Go through the listing and copy each line with the string "mean".
--- Start DATA PROVIDED ---
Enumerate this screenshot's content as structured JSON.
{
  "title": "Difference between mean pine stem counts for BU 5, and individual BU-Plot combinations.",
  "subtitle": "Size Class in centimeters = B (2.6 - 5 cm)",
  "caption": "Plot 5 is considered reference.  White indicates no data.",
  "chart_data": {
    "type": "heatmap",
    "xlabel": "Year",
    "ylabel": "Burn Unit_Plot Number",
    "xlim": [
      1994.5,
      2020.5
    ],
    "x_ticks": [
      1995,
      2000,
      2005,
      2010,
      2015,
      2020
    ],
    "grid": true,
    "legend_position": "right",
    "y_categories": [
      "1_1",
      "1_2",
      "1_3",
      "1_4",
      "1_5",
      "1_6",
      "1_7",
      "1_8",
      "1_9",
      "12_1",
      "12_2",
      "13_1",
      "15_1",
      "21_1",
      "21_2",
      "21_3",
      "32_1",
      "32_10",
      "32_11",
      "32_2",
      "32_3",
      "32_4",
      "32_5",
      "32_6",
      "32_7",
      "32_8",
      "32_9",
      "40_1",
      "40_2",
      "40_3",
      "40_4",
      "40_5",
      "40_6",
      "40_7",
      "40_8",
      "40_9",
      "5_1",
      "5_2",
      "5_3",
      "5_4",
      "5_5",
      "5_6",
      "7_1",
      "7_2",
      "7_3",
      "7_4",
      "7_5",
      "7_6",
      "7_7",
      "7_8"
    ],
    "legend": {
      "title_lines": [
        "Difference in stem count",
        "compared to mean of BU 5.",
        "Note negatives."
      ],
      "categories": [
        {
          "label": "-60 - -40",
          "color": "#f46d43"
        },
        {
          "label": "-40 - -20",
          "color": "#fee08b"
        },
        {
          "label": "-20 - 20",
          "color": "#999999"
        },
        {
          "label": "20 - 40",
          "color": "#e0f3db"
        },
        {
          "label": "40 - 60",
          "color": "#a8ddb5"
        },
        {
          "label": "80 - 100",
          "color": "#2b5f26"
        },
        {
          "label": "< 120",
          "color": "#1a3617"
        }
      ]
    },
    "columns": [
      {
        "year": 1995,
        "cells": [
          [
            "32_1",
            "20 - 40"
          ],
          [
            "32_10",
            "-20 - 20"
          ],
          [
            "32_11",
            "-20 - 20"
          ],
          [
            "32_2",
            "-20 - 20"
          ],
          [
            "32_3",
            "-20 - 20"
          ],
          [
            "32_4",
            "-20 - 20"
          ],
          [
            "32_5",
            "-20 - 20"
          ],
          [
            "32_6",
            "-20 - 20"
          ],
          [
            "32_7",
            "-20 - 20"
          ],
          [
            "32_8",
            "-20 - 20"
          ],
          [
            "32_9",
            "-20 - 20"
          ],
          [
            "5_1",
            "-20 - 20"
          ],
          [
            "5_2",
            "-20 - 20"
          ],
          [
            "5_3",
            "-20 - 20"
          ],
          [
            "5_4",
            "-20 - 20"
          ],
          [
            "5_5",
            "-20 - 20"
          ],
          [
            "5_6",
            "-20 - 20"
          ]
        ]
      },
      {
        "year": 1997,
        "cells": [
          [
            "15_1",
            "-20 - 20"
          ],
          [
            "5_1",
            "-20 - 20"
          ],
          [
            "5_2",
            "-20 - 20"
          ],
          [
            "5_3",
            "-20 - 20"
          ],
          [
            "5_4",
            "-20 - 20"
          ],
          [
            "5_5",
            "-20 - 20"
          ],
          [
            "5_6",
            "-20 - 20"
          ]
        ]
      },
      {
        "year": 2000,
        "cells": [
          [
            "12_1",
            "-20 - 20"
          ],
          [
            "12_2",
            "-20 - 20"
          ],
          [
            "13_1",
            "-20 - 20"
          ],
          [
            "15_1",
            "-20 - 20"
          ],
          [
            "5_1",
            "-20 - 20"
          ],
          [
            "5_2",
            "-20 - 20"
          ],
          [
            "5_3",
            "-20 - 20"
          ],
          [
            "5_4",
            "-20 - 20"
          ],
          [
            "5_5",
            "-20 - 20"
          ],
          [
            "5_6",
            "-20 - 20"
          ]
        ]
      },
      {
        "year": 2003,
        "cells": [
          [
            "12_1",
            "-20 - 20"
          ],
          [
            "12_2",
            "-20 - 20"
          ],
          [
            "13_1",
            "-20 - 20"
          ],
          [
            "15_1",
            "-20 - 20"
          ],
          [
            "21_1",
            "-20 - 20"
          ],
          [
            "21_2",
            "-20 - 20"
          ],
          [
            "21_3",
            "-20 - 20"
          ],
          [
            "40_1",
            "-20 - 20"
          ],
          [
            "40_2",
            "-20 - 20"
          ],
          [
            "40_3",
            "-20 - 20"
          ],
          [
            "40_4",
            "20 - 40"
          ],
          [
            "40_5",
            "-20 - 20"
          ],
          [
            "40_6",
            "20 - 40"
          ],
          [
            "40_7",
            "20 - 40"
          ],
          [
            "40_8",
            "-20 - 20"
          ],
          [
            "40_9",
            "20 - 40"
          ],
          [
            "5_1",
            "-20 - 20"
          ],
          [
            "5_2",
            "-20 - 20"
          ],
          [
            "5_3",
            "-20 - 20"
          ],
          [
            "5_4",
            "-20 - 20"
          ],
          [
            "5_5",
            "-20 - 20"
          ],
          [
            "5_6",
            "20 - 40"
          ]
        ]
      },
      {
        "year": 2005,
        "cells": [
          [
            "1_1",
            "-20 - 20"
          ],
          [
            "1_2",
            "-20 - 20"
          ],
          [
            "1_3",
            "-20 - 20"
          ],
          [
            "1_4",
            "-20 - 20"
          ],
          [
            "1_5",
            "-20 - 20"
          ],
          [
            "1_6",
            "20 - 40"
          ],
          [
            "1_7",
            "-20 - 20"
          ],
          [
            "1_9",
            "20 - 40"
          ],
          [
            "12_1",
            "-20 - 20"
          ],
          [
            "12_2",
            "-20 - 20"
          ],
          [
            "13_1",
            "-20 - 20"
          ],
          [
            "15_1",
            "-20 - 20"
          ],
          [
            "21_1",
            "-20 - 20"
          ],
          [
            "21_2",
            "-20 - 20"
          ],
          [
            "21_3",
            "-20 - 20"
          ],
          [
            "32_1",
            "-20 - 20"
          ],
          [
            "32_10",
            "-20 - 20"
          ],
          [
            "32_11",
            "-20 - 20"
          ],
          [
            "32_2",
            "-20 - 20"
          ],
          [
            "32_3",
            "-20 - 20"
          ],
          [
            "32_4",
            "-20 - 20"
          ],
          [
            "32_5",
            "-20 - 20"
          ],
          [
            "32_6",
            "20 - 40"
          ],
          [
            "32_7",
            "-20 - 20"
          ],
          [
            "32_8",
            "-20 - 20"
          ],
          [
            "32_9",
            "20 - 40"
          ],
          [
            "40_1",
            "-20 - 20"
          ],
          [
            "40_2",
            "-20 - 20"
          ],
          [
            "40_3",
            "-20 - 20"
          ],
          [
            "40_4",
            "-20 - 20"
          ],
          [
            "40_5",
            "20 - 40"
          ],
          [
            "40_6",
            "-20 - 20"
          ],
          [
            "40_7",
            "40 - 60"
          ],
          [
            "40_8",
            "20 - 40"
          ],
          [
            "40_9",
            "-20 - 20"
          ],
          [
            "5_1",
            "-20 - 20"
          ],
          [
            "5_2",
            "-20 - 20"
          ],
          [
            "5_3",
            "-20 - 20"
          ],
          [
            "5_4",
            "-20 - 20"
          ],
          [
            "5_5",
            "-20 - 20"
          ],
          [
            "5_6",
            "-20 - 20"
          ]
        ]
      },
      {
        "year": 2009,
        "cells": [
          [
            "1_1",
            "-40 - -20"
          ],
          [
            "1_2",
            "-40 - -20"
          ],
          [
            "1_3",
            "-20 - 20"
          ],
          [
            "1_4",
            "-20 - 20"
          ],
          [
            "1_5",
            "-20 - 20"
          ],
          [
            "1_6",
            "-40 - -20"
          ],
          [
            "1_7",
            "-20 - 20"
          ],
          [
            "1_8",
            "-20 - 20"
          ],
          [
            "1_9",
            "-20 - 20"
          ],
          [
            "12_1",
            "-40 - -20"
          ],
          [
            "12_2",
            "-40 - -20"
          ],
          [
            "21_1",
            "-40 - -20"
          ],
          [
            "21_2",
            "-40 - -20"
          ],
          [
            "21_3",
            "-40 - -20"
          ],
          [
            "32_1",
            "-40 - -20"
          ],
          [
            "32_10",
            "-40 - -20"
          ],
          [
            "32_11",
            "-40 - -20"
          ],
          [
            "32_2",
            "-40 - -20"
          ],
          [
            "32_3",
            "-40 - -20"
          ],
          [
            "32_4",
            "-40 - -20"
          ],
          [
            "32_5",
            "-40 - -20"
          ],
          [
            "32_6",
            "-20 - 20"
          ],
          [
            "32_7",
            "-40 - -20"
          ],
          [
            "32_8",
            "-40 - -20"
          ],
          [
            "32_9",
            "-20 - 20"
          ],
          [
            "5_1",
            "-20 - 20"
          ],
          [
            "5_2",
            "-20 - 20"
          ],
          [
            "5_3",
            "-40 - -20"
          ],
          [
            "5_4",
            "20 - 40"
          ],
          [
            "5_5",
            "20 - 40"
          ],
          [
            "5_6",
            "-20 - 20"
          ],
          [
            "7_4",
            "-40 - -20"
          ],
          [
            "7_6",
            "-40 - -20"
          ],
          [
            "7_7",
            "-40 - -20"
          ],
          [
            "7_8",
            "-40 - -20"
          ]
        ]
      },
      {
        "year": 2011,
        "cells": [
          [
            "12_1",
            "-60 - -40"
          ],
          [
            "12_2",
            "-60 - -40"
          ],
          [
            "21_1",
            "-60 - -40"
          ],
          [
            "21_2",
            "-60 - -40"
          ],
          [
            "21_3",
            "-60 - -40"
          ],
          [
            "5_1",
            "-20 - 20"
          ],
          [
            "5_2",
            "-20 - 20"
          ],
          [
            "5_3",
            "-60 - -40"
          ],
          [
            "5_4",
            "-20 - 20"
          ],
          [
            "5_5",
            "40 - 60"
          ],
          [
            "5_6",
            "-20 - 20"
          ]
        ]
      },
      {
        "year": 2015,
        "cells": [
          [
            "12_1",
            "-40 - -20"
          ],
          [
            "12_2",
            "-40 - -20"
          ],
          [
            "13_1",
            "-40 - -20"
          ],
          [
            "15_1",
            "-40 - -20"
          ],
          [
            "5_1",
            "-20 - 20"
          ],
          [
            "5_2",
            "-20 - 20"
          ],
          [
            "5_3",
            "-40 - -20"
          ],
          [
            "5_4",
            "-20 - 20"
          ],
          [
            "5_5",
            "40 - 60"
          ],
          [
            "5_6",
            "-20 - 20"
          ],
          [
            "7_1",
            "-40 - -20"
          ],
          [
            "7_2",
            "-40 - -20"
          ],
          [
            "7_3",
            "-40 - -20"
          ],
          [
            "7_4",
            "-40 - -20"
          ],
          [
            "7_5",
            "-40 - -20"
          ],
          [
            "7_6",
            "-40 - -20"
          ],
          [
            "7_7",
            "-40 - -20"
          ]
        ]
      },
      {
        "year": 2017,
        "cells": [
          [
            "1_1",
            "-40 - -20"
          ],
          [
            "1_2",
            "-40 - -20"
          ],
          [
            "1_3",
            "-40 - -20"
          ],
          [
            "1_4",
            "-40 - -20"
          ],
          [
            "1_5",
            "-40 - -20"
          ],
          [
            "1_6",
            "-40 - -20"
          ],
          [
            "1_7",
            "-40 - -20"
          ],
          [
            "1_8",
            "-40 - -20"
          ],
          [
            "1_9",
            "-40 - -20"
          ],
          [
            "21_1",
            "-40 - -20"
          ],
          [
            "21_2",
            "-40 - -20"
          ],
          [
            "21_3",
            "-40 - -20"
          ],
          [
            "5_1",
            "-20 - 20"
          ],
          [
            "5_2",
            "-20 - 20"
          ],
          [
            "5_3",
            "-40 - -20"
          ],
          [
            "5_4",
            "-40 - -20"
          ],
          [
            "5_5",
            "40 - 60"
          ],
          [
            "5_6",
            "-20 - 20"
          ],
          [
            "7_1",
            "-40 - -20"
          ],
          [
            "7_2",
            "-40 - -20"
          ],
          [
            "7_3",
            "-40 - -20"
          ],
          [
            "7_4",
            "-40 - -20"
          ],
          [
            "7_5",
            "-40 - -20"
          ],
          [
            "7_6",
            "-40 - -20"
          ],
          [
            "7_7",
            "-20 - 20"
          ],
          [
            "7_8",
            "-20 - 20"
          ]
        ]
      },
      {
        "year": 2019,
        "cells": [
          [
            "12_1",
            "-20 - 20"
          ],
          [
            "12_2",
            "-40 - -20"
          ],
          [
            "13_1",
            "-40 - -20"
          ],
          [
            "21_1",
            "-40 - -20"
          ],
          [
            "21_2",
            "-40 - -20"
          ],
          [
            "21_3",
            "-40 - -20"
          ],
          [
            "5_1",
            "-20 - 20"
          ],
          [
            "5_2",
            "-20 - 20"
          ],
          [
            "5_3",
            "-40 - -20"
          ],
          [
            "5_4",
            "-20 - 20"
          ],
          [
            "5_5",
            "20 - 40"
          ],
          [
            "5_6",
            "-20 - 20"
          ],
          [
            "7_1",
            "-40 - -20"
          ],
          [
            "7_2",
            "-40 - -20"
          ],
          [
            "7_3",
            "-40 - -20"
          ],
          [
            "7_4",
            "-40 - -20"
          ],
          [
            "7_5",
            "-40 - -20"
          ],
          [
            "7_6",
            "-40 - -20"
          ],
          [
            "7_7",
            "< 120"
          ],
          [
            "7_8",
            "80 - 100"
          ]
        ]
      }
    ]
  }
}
--- End DATA PROVIDED ---
**REPLY TO THE EXERCISE:**
  "title": "Difference between mean pine stem counts for BU 5, and individual BU-Plot combinations.",
        "compared to mean of BU 5.",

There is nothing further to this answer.